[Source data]
:::::
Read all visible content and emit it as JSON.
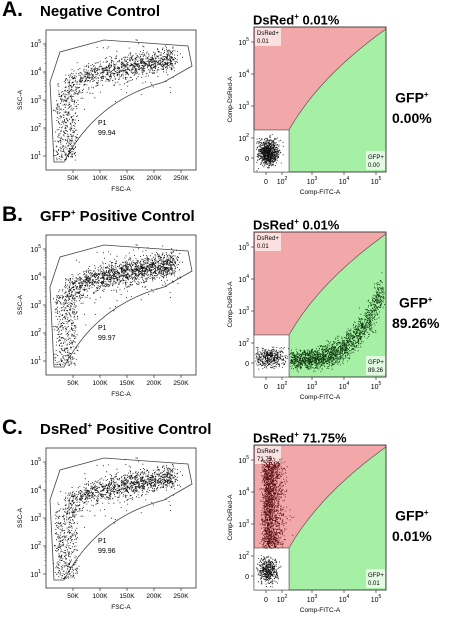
{
  "panels": [
    {
      "label": "A.",
      "title": "Negative Control",
      "title_sup": "",
      "title_rest": "",
      "dsred_text": "DsRed",
      "dsred_value": "0.01%",
      "gfp_label": "GFP",
      "gfp_value": "0.00%",
      "left_gate": {
        "name": "P1",
        "value": "99.94"
      },
      "right_gates": {
        "dsred_name": "DsRed+",
        "dsred_value": "0.01",
        "gfp_name": "GFP+",
        "gfp_value": "0.00"
      }
    },
    {
      "label": "B.",
      "title": "GFP",
      "title_sup": "+",
      "title_rest": " Positive Control",
      "dsred_text": "DsRed",
      "dsred_value": "0.01%",
      "gfp_label": "GFP",
      "gfp_value": "89.26%",
      "left_gate": {
        "name": "P1",
        "value": "99.97"
      },
      "right_gates": {
        "dsred_name": "DsRed+",
        "dsred_value": "0.01",
        "gfp_name": "GFP+",
        "gfp_value": "89.26"
      }
    },
    {
      "label": "C.",
      "title": "DsRed",
      "title_sup": "+",
      "title_rest": " Positive Control",
      "dsred_text": "DsRed",
      "dsred_value": "71.75%",
      "gfp_label": "GFP",
      "gfp_value": "0.01%",
      "left_gate": {
        "name": "P1",
        "value": "99.96"
      },
      "right_gates": {
        "dsred_name": "DsRed+",
        "dsred_value": "71.75",
        "gfp_name": "GFP+",
        "gfp_value": "0.01"
      }
    }
  ],
  "chart_data": [
    {
      "type": "scatter",
      "panel": "A",
      "plot": "FSC vs SSC",
      "xlabel": "FSC-A",
      "ylabel": "SSC-A",
      "x_ticks": [
        "50K",
        "100K",
        "150K",
        "200K",
        "250K"
      ],
      "y_ticks": [
        "10^1",
        "10^2",
        "10^3",
        "10^4",
        "10^5"
      ],
      "gate": {
        "name": "P1",
        "percent": 99.94
      }
    },
    {
      "type": "scatter",
      "panel": "A",
      "plot": "FITC vs DsRed",
      "xlabel": "Comp-FITC-A",
      "ylabel": "Comp-DsRed-A",
      "x_ticks": [
        "0",
        "10^2",
        "10^3",
        "10^4",
        "10^5"
      ],
      "y_ticks": [
        "0",
        "10^2",
        "10^3",
        "10^4",
        "10^5"
      ],
      "gates": [
        {
          "name": "DsRed+",
          "percent": 0.01
        },
        {
          "name": "GFP+",
          "percent": 0.0
        }
      ]
    },
    {
      "type": "scatter",
      "panel": "B",
      "plot": "FSC vs SSC",
      "xlabel": "FSC-A",
      "ylabel": "SSC-A",
      "x_ticks": [
        "50K",
        "100K",
        "150K",
        "200K",
        "250K"
      ],
      "y_ticks": [
        "10^1",
        "10^2",
        "10^3",
        "10^4",
        "10^5"
      ],
      "gate": {
        "name": "P1",
        "percent": 99.97
      }
    },
    {
      "type": "scatter",
      "panel": "B",
      "plot": "FITC vs DsRed",
      "xlabel": "Comp-FITC-A",
      "ylabel": "Comp-DsRed-A",
      "x_ticks": [
        "0",
        "10^2",
        "10^3",
        "10^4",
        "10^5"
      ],
      "y_ticks": [
        "0",
        "10^2",
        "10^3",
        "10^4",
        "10^5"
      ],
      "gates": [
        {
          "name": "DsRed+",
          "percent": 0.01
        },
        {
          "name": "GFP+",
          "percent": 89.26
        }
      ]
    },
    {
      "type": "scatter",
      "panel": "C",
      "plot": "FSC vs SSC",
      "xlabel": "FSC-A",
      "ylabel": "SSC-A",
      "x_ticks": [
        "50K",
        "100K",
        "150K",
        "200K",
        "250K"
      ],
      "y_ticks": [
        "10^1",
        "10^2",
        "10^3",
        "10^4",
        "10^5"
      ],
      "gate": {
        "name": "P1",
        "percent": 99.96
      }
    },
    {
      "type": "scatter",
      "panel": "C",
      "plot": "FITC vs DsRed",
      "xlabel": "Comp-FITC-A",
      "ylabel": "Comp-DsRed-A",
      "x_ticks": [
        "0",
        "10^2",
        "10^3",
        "10^4",
        "10^5"
      ],
      "y_ticks": [
        "0",
        "10^2",
        "10^3",
        "10^4",
        "10^5"
      ],
      "gates": [
        {
          "name": "DsRed+",
          "percent": 71.75
        },
        {
          "name": "GFP+",
          "percent": 0.01
        }
      ]
    }
  ],
  "colors": {
    "dsred_gate": "#f2a8a8",
    "gfp_gate": "#a6f0a6",
    "gate_line": "#555555",
    "dots": "#111111",
    "red_dots": "#5a1010",
    "green_dots": "#0e3a0e"
  }
}
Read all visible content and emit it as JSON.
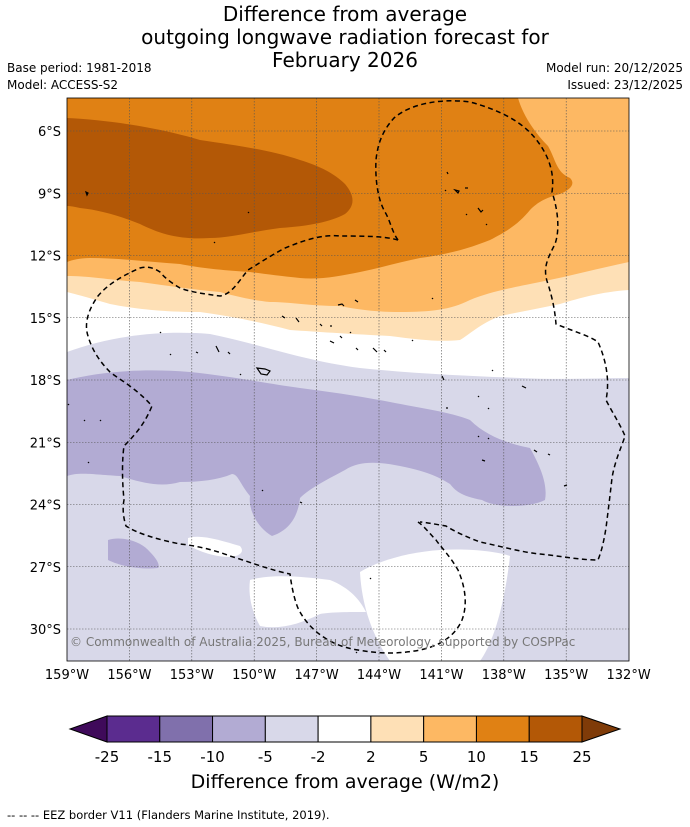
{
  "title": {
    "line1": "Difference from average",
    "line2": "outgoing longwave radiation forecast for",
    "line3": "February 2026"
  },
  "meta": {
    "base_period": "Base period: 1981-2018",
    "model": "Model: ACCESS-S2",
    "model_run": "Model run: 20/12/2025",
    "issued": "Issued: 23/12/2025"
  },
  "map": {
    "lat_labels": [
      "6°S",
      "9°S",
      "12°S",
      "15°S",
      "18°S",
      "21°S",
      "24°S",
      "27°S",
      "30°S"
    ],
    "lon_labels": [
      "159°W",
      "156°W",
      "153°W",
      "150°W",
      "147°W",
      "144°W",
      "141°W",
      "138°W",
      "135°W",
      "132°W"
    ],
    "copyright": "© Commonwealth of Australia 2025, Bureau of Meteorology, supported by COSPPac"
  },
  "colorbar": {
    "ticks": [
      "-25",
      "-15",
      "-10",
      "-5",
      "-2",
      "2",
      "5",
      "10",
      "15",
      "25"
    ],
    "colors": [
      "#3f0a5a",
      "#5b2c8f",
      "#8070ac",
      "#b2abd3",
      "#d8d8e9",
      "#ffffff",
      "#fee0b6",
      "#fdb863",
      "#e08114",
      "#b35806",
      "#7f3b08"
    ],
    "label": "Difference from average (W/m2)"
  },
  "footer": "--  --  -- EEZ border V11 (Flanders Marine Institute, 2019)."
}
:::::
◆ **Exercise**
Provide only the number of lines in the entries that hold the word "Difference".

◆ **Response for this exercise**
2